Exercise →
Copy every entry precisely.

Extracted material →
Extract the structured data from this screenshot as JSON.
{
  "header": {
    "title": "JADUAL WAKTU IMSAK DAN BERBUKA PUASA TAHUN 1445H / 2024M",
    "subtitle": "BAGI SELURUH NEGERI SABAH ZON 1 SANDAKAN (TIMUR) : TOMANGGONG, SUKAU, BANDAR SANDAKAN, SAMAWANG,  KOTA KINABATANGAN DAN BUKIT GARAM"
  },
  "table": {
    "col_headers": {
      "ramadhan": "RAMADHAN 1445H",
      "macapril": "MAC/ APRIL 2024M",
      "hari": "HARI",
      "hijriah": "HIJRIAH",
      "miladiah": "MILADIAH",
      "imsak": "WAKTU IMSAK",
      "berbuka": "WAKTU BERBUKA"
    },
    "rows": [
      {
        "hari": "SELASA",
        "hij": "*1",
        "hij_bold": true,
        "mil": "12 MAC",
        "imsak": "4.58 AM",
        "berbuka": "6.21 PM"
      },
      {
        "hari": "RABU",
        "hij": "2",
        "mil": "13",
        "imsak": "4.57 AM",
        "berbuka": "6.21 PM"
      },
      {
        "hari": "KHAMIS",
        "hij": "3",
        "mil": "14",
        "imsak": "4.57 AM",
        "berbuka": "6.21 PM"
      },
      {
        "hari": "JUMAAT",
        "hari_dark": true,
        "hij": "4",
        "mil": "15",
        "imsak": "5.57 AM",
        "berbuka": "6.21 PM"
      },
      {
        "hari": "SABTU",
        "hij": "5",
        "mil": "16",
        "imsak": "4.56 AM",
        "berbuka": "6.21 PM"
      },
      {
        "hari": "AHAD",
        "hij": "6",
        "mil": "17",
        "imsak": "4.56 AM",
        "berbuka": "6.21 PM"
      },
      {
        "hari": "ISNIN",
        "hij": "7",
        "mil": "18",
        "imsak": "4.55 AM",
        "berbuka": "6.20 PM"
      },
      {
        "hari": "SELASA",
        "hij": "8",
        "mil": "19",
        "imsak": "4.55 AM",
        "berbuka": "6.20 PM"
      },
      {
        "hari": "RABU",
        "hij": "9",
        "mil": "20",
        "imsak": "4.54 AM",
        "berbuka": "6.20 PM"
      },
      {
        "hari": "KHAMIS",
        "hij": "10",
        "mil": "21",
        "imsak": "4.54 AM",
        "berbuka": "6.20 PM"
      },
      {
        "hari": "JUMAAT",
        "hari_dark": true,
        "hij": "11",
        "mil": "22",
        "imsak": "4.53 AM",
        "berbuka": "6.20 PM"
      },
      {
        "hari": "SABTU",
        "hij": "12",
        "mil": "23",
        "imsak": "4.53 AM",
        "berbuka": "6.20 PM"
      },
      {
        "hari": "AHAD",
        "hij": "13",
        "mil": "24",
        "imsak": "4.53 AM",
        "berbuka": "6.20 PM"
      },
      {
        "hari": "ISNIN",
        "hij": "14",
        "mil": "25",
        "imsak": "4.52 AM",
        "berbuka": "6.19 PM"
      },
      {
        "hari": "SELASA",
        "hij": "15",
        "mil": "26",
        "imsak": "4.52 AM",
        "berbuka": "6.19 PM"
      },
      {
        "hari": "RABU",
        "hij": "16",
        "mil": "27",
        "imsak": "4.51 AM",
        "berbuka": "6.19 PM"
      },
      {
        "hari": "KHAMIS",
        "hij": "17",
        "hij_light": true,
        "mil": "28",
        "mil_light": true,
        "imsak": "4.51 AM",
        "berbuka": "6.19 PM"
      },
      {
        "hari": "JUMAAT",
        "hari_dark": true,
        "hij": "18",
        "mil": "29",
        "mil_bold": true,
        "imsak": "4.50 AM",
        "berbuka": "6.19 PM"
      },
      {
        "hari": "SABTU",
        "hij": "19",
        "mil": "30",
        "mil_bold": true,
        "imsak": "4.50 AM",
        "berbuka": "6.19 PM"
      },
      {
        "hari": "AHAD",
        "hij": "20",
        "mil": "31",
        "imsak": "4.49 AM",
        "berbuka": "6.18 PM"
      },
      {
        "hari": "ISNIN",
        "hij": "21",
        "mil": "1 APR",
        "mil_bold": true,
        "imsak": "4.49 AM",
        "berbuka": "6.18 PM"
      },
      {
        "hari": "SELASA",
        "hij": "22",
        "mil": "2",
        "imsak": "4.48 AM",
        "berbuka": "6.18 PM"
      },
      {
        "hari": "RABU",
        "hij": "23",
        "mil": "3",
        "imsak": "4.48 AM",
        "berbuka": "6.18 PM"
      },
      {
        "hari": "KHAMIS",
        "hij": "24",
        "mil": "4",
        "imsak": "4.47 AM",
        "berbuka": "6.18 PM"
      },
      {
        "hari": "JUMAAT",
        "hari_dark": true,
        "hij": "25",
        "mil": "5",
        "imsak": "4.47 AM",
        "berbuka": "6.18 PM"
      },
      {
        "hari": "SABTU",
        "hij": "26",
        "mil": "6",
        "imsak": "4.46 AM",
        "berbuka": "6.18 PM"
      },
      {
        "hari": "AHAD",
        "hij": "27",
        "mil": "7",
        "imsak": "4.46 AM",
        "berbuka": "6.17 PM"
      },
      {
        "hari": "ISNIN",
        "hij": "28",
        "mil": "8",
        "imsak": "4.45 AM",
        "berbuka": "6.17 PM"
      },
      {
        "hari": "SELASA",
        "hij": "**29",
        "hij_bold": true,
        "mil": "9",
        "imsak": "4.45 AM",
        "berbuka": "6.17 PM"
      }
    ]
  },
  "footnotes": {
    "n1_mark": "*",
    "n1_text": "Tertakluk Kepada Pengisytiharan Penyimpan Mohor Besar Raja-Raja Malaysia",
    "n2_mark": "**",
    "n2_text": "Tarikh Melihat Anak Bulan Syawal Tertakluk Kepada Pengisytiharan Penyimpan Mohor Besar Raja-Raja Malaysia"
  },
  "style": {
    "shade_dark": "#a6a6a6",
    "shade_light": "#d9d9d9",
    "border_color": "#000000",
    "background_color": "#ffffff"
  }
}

Correct response →
Extract the structured data from this screenshot as JSON.
{
  "header": {
    "title": "JADUAL WAKTU IMSAK DAN BERBUKA PUASA TAHUN 1445H / 2024M",
    "subtitle": "BAGI SELURUH NEGERI SABAH ZON 1 SANDAKAN (TIMUR) : TOMANGGONG, SUKAU, BANDAR SANDAKAN, SAMAWANG,  KOTA KINABATANGAN DAN BUKIT GARAM"
  },
  "table": {
    "col_headers": {
      "ramadhan": "RAMADHAN 1445H",
      "macapril": "MAC/ APRIL 2024M",
      "hari": "HARI",
      "hijriah": "HIJRIAH",
      "miladiah": "MILADIAH",
      "imsak": "WAKTU IMSAK",
      "berbuka": "WAKTU BERBUKA"
    },
    "rows": [
      {
        "hari": "SELASA",
        "hij": "*1",
        "hij_bold": true,
        "mil": "12 MAC",
        "imsak": "4.58 AM",
        "berbuka": "6.21 PM"
      },
      {
        "hari": "RABU",
        "hij": "2",
        "mil": "13",
        "imsak": "4.57 AM",
        "berbuka": "6.21 PM"
      },
      {
        "hari": "KHAMIS",
        "hij": "3",
        "mil": "14",
        "imsak": "4.57 AM",
        "berbuka": "6.21 PM"
      },
      {
        "hari": "JUMAAT",
        "hari_dark": true,
        "hij": "4",
        "mil": "15",
        "imsak": "5.57 AM",
        "berbuka": "6.21 PM"
      },
      {
        "hari": "SABTU",
        "hij": "5",
        "mil": "16",
        "imsak": "4.56 AM",
        "berbuka": "6.21 PM"
      },
      {
        "hari": "AHAD",
        "hij": "6",
        "mil": "17",
        "imsak": "4.56 AM",
        "berbuka": "6.21 PM"
      },
      {
        "hari": "ISNIN",
        "hij": "7",
        "mil": "18",
        "imsak": "4.55 AM",
        "berbuka": "6.20 PM"
      },
      {
        "hari": "SELASA",
        "hij": "8",
        "mil": "19",
        "imsak": "4.55 AM",
        "berbuka": "6.20 PM"
      },
      {
        "hari": "RABU",
        "hij": "9",
        "mil": "20",
        "imsak": "4.54 AM",
        "berbuka": "6.20 PM"
      },
      {
        "hari": "KHAMIS",
        "hij": "10",
        "mil": "21",
        "imsak": "4.54 AM",
        "berbuka": "6.20 PM"
      },
      {
        "hari": "JUMAAT",
        "hari_dark": true,
        "hij": "11",
        "mil": "22",
        "imsak": "4.53 AM",
        "berbuka": "6.20 PM"
      },
      {
        "hari": "SABTU",
        "hij": "12",
        "mil": "23",
        "imsak": "4.53 AM",
        "berbuka": "6.20 PM"
      },
      {
        "hari": "AHAD",
        "hij": "13",
        "mil": "24",
        "imsak": "4.53 AM",
        "berbuka": "6.20 PM"
      },
      {
        "hari": "ISNIN",
        "hij": "14",
        "mil": "25",
        "imsak": "4.52 AM",
        "berbuka": "6.19 PM"
      },
      {
        "hari": "SELASA",
        "hij": "15",
        "mil": "26",
        "imsak": "4.52 AM",
        "berbuka": "6.19 PM"
      },
      {
        "hari": "RABU",
        "hij": "16",
        "mil": "27",
        "imsak": "4.51 AM",
        "berbuka": "6.19 PM"
      },
      {
        "hari": "KHAMIS",
        "hij": "17",
        "hij_light": true,
        "mil": "28",
        "mil_light": true,
        "imsak": "4.51 AM",
        "berbuka": "6.19 PM"
      },
      {
        "hari": "JUMAAT",
        "hari_dark": true,
        "hij": "18",
        "mil": "29",
        "mil_bold": true,
        "imsak": "4.50 AM",
        "berbuka": "6.19 PM"
      },
      {
        "hari": "SABTU",
        "hij": "19",
        "mil": "30",
        "mil_bold": true,
        "imsak": "4.50 AM",
        "berbuka": "6.19 PM"
      },
      {
        "hari": "AHAD",
        "hij": "20",
        "mil": "31",
        "imsak": "4.49 AM",
        "berbuka": "6.18 PM"
      },
      {
        "hari": "ISNIN",
        "hij": "21",
        "mil": "1 APR",
        "mil_bold": true,
        "imsak": "4.49 AM",
        "berbuka": "6.18 PM"
      },
      {
        "hari": "SELASA",
        "hij": "22",
        "mil": "2",
        "imsak": "4.48 AM",
        "berbuka": "6.18 PM"
      },
      {
        "hari": "RABU",
        "hij": "23",
        "mil": "3",
        "imsak": "4.48 AM",
        "berbuka": "6.18 PM"
      },
      {
        "hari": "KHAMIS",
        "hij": "24",
        "mil": "4",
        "imsak": "4.47 AM",
        "berbuka": "6.18 PM"
      },
      {
        "hari": "JUMAAT",
        "hari_dark": true,
        "hij": "25",
        "mil": "5",
        "imsak": "4.47 AM",
        "berbuka": "6.18 PM"
      },
      {
        "hari": "SABTU",
        "hij": "26",
        "mil": "6",
        "imsak": "4.46 AM",
        "berbuka": "6.18 PM"
      },
      {
        "hari": "AHAD",
        "hij": "27",
        "mil": "7",
        "imsak": "4.46 AM",
        "berbuka": "6.17 PM"
      },
      {
        "hari": "ISNIN",
        "hij": "28",
        "mil": "8",
        "imsak": "4.45 AM",
        "berbuka": "6.17 PM"
      },
      {
        "hari": "SELASA",
        "hij": "**29",
        "hij_bold": true,
        "mil": "9",
        "imsak": "4.45 AM",
        "berbuka": "6.17 PM"
      }
    ]
  },
  "footnotes": {
    "n1_mark": "*",
    "n1_text": "Tertakluk Kepada Pengisytiharan Penyimpan Mohor Besar Raja-Raja Malaysia",
    "n2_mark": "**",
    "n2_text": "Tarikh Melihat Anak Bulan Syawal Tertakluk Kepada Pengisytiharan Penyimpan Mohor Besar Raja-Raja Malaysia"
  },
  "style": {
    "shade_dark": "#a6a6a6",
    "shade_light": "#d9d9d9",
    "border_color": "#000000",
    "background_color": "#ffffff"
  }
}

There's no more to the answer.